══ Materials provided

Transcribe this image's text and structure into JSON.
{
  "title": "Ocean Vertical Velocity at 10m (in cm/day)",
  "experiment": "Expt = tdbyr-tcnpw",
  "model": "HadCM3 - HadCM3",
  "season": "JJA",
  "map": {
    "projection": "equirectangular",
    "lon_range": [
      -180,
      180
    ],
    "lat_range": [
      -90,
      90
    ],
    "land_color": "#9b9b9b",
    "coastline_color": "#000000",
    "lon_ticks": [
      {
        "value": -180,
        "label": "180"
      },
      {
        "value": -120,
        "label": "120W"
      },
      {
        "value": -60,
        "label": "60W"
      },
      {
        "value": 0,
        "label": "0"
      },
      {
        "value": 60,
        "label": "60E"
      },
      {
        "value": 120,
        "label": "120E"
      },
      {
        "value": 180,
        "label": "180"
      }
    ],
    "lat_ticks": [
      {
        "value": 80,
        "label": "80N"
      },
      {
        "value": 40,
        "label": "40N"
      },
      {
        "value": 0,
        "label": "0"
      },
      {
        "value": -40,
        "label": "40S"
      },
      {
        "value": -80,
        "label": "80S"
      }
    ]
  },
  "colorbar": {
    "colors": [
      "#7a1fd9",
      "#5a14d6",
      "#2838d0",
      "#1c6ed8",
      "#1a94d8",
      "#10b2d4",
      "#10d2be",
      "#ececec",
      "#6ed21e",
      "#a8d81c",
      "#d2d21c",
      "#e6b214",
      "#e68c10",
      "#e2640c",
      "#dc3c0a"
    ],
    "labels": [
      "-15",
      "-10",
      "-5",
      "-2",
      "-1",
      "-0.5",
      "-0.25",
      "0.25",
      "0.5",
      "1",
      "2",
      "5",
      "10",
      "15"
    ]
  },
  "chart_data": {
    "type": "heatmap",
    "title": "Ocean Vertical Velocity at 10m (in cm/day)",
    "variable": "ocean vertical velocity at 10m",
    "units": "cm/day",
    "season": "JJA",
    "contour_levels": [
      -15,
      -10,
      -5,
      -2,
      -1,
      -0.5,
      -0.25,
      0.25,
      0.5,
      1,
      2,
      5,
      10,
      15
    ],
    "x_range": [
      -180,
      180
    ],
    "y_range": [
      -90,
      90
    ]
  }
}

════

What to work on:
All of the lines above must be returned exactly.

Output below:
Transcribe this image's text and structure into JSON.
{
  "title": "Ocean Vertical Velocity at 10m (in cm/day)",
  "experiment": "Expt = tdbyr-tcnpw",
  "model": "HadCM3 - HadCM3",
  "season": "JJA",
  "map": {
    "projection": "equirectangular",
    "lon_range": [
      -180,
      180
    ],
    "lat_range": [
      -90,
      90
    ],
    "land_color": "#9b9b9b",
    "coastline_color": "#000000",
    "lon_ticks": [
      {
        "value": -180,
        "label": "180"
      },
      {
        "value": -120,
        "label": "120W"
      },
      {
        "value": -60,
        "label": "60W"
      },
      {
        "value": 0,
        "label": "0"
      },
      {
        "value": 60,
        "label": "60E"
      },
      {
        "value": 120,
        "label": "120E"
      },
      {
        "value": 180,
        "label": "180"
      }
    ],
    "lat_ticks": [
      {
        "value": 80,
        "label": "80N"
      },
      {
        "value": 40,
        "label": "40N"
      },
      {
        "value": 0,
        "label": "0"
      },
      {
        "value": -40,
        "label": "40S"
      },
      {
        "value": -80,
        "label": "80S"
      }
    ]
  },
  "colorbar": {
    "colors": [
      "#7a1fd9",
      "#5a14d6",
      "#2838d0",
      "#1c6ed8",
      "#1a94d8",
      "#10b2d4",
      "#10d2be",
      "#ececec",
      "#6ed21e",
      "#a8d81c",
      "#d2d21c",
      "#e6b214",
      "#e68c10",
      "#e2640c",
      "#dc3c0a"
    ],
    "labels": [
      "-15",
      "-10",
      "-5",
      "-2",
      "-1",
      "-0.5",
      "-0.25",
      "0.25",
      "0.5",
      "1",
      "2",
      "5",
      "10",
      "15"
    ]
  },
  "chart_data": {
    "type": "heatmap",
    "title": "Ocean Vertical Velocity at 10m (in cm/day)",
    "variable": "ocean vertical velocity at 10m",
    "units": "cm/day",
    "season": "JJA",
    "contour_levels": [
      -15,
      -10,
      -5,
      -2,
      -1,
      -0.5,
      -0.25,
      0.25,
      0.5,
      1,
      2,
      5,
      10,
      15
    ],
    "x_range": [
      -180,
      180
    ],
    "y_range": [
      -90,
      90
    ]
  }
}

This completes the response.